--- What is expected ---
Can you print every record below exactly as written?

--- BEGIN Extracted data ---

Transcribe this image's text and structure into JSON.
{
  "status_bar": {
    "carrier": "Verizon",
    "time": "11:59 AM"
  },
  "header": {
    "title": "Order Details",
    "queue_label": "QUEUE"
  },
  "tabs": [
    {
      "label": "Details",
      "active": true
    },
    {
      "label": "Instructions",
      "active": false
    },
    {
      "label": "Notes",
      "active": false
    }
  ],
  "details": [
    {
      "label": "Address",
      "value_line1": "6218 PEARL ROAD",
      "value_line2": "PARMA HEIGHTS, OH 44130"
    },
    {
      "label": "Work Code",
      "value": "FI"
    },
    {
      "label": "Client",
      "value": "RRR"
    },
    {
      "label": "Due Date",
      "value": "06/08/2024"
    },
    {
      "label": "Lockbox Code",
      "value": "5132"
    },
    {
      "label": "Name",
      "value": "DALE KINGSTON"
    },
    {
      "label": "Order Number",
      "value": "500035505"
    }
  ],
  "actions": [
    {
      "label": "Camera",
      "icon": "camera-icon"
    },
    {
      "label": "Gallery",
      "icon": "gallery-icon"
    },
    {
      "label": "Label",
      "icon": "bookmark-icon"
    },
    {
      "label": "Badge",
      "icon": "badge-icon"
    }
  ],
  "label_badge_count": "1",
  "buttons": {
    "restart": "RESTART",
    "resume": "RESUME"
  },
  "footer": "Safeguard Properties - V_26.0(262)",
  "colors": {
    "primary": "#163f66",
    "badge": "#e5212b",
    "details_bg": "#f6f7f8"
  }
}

--- END Extracted data ---

--- Written reply ---
Transcribe this image's text and structure into JSON.
{
  "status_bar": {
    "carrier": "Verizon",
    "time": "11:59 AM"
  },
  "header": {
    "title": "Order Details",
    "queue_label": "QUEUE"
  },
  "tabs": [
    {
      "label": "Details",
      "active": true
    },
    {
      "label": "Instructions",
      "active": false
    },
    {
      "label": "Notes",
      "active": false
    }
  ],
  "details": [
    {
      "label": "Address",
      "value_line1": "6218 PEARL ROAD",
      "value_line2": "PARMA HEIGHTS, OH 44130"
    },
    {
      "label": "Work Code",
      "value": "FI"
    },
    {
      "label": "Client",
      "value": "RRR"
    },
    {
      "label": "Due Date",
      "value": "06/08/2024"
    },
    {
      "label": "Lockbox Code",
      "value": "5132"
    },
    {
      "label": "Name",
      "value": "DALE KINGSTON"
    },
    {
      "label": "Order Number",
      "value": "500035505"
    }
  ],
  "actions": [
    {
      "label": "Camera",
      "icon": "camera-icon"
    },
    {
      "label": "Gallery",
      "icon": "gallery-icon"
    },
    {
      "label": "Label",
      "icon": "bookmark-icon"
    },
    {
      "label": "Badge",
      "icon": "badge-icon"
    }
  ],
  "label_badge_count": "1",
  "buttons": {
    "restart": "RESTART",
    "resume": "RESUME"
  },
  "footer": "Safeguard Properties - V_26.0(262)",
  "colors": {
    "primary": "#163f66",
    "badge": "#e5212b",
    "details_bg": "#f6f7f8"
  }
}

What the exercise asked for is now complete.